== Do this ==
Any picture among the records should be left out, please; retype the rest exactly.
★ ★ ★ ★ ★
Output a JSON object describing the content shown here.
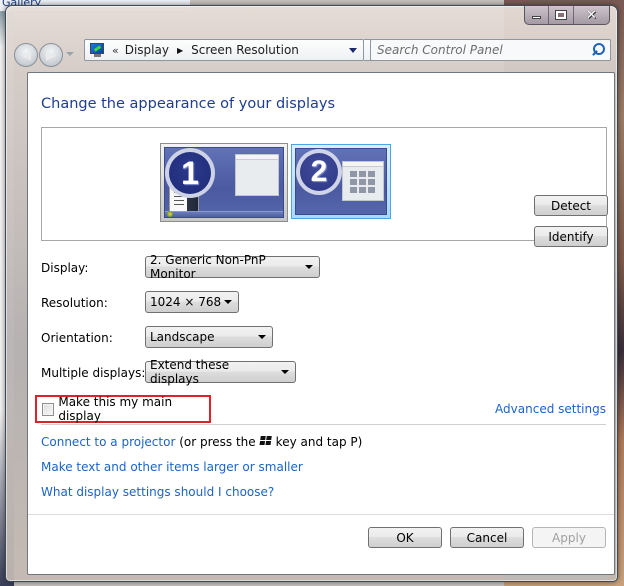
{
  "background": {
    "behind_window_text": "Gallery"
  },
  "window": {
    "caption_buttons": {
      "minimize": "minimize",
      "maximize": "maximize",
      "close": "close"
    }
  },
  "navbar": {
    "back_icon": "back-arrow-icon",
    "forward_icon": "forward-arrow-icon",
    "address": {
      "overflow": "«",
      "crumbs": [
        "Display",
        "Screen Resolution"
      ]
    },
    "refresh_icon": "refresh-icon",
    "search": {
      "placeholder": "Search Control Panel",
      "value": ""
    }
  },
  "main": {
    "heading": "Change the appearance of your displays",
    "monitors": [
      {
        "number": "1",
        "selected": false
      },
      {
        "number": "2",
        "selected": true
      }
    ],
    "detect_label": "Detect",
    "identify_label": "Identify",
    "fields": {
      "display": {
        "label": "Display:",
        "value": "2. Generic Non-PnP Monitor"
      },
      "resolution": {
        "label": "Resolution:",
        "value": "1024 × 768"
      },
      "orientation": {
        "label": "Orientation:",
        "value": "Landscape"
      },
      "multiple": {
        "label": "Multiple displays:",
        "value": "Extend these displays"
      }
    },
    "main_display": {
      "label": "Make this my main display",
      "checked": false
    },
    "advanced_link": "Advanced settings",
    "links": {
      "projector": "Connect to a projector",
      "projector_hint_pre": "(or press the",
      "projector_hint_post": "key and tap P)",
      "text_size": "Make text and other items larger or smaller",
      "help": "What display settings should I choose?"
    },
    "buttons": {
      "ok": "OK",
      "cancel": "Cancel",
      "apply": "Apply",
      "apply_enabled": false
    }
  },
  "colors": {
    "heading": "#1e3e8e",
    "link": "#1c63c8",
    "highlight_box": "#e0202a"
  }
}
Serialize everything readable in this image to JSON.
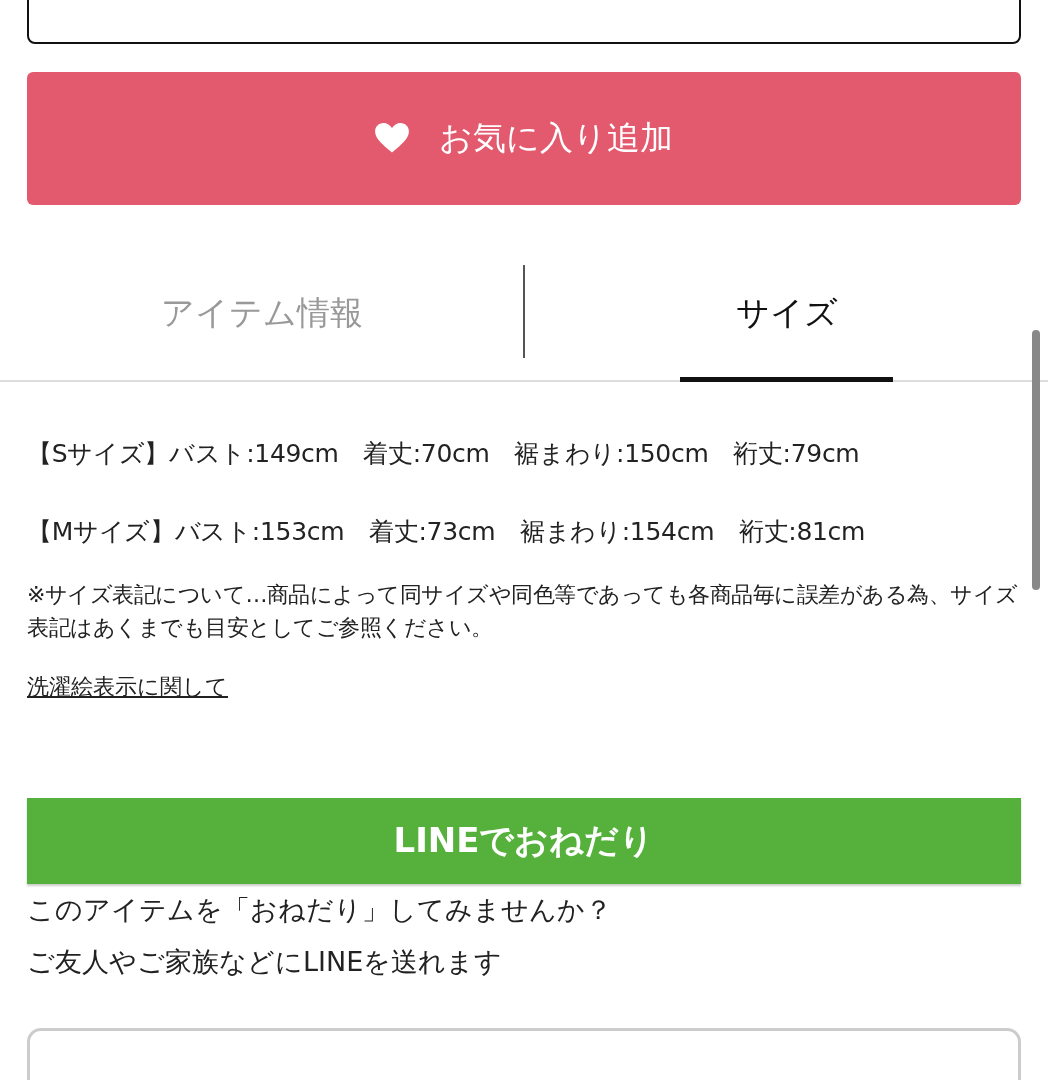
{
  "favorite_button": {
    "label": "お気に入り追加"
  },
  "tabs": [
    {
      "label": "アイテム情報",
      "selected": false
    },
    {
      "label": "サイズ",
      "selected": true
    }
  ],
  "sizes": [
    "【Sサイズ】バスト:149cm　着丈:70cm　裾まわり:150cm　裄丈:79cm",
    "【Mサイズ】バスト:153cm　着丈:73cm　裾まわり:154cm　裄丈:81cm"
  ],
  "size_note": "※サイズ表記について…商品によって同サイズや同色等であっても各商品毎に誤差がある為、サイズ表記はあくまでも目安としてご参照ください。",
  "care_link": "洗濯絵表示に関して",
  "line_button": {
    "label": "LINEでおねだり"
  },
  "line_description": [
    "このアイテムを「おねだり」してみませんか？",
    "ご友人やご家族などにLINEを送れます"
  ]
}
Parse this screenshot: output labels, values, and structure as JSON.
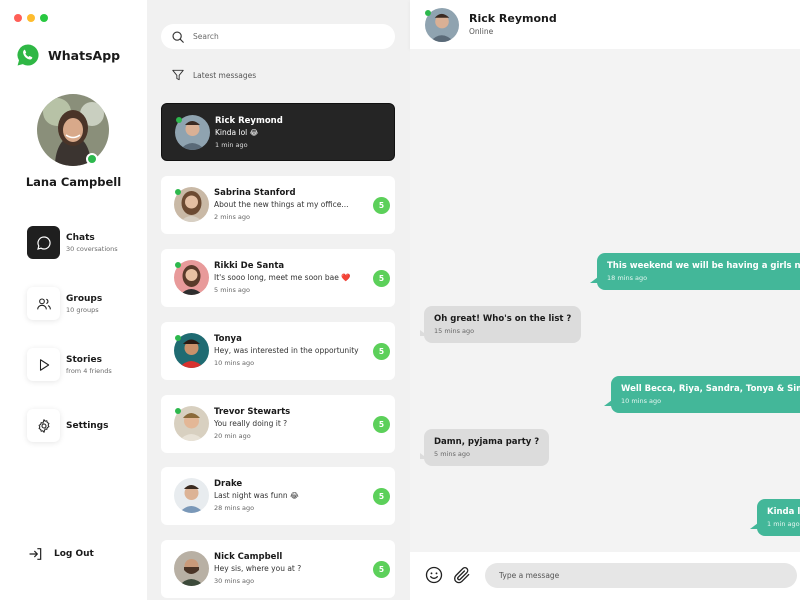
★ ★ ★ ★ ★
== Solution to the exercise ==
Output a JSON object describing the content shown here.
{
  "background": {
    "behind_window_text": "Gallery"
  },
  "window": {
    "caption_buttons": {
      "minimize": "minimize",
      "maximize": "maximize",
      "close": "close"
    }
  },
  "navbar": {
    "back_icon": "back-arrow-icon",
    "forward_icon": "forward-arrow-icon",
    "address": {
      "overflow": "«",
      "crumbs": [
        "Display",
        "Screen Resolution"
      ]
    },
    "refresh_icon": "refresh-icon",
    "search": {
      "placeholder": "Search Control Panel",
      "value": ""
    }
  },
  "main": {
    "heading": "Change the appearance of your displays",
    "monitors": [
      {
        "number": "1",
        "selected": false
      },
      {
        "number": "2",
        "selected": true
      }
    ],
    "detect_label": "Detect",
    "identify_label": "Identify",
    "fields": {
      "display": {
        "label": "Display:",
        "value": "2. Generic Non-PnP Monitor"
      },
      "resolution": {
        "label": "Resolution:",
        "value": "1024 × 768"
      },
      "orientation": {
        "label": "Orientation:",
        "value": "Landscape"
      },
      "multiple": {
        "label": "Multiple displays:",
        "value": "Extend these displays"
      }
    },
    "main_display": {
      "label": "Make this my main display",
      "checked": false
    },
    "advanced_link": "Advanced settings",
    "links": {
      "projector": "Connect to a projector",
      "projector_hint_pre": "(or press the",
      "projector_hint_post": "key and tap P)",
      "text_size": "Make text and other items larger or smaller",
      "help": "What display settings should I choose?"
    },
    "buttons": {
      "ok": "OK",
      "cancel": "Cancel",
      "apply": "Apply",
      "apply_enabled": false
    }
  },
  "colors": {
    "heading": "#1e3e8e",
    "link": "#1c63c8",
    "highlight_box": "#e0202a"
  }
}
Serialize everything readable in this image to JSON.
{
  "favorite_button": {
    "label": "お気に入り追加"
  },
  "tabs": [
    {
      "label": "アイテム情報",
      "selected": false
    },
    {
      "label": "サイズ",
      "selected": true
    }
  ],
  "sizes": [
    "【Sサイズ】バスト:149cm　着丈:70cm　裾まわり:150cm　裄丈:79cm",
    "【Mサイズ】バスト:153cm　着丈:73cm　裾まわり:154cm　裄丈:81cm"
  ],
  "size_note": "※サイズ表記について…商品によって同サイズや同色等であっても各商品毎に誤差がある為、サイズ表記はあくまでも目安としてご参照ください。",
  "care_link": "洗濯絵表示に関して",
  "line_button": {
    "label": "LINEでおねだり"
  },
  "line_description": [
    "このアイテムを「おねだり」してみませんか？",
    "ご友人やご家族などにLINEを送れます"
  ]
}
Parse this screenshot: output labels, values, and structure as JSON.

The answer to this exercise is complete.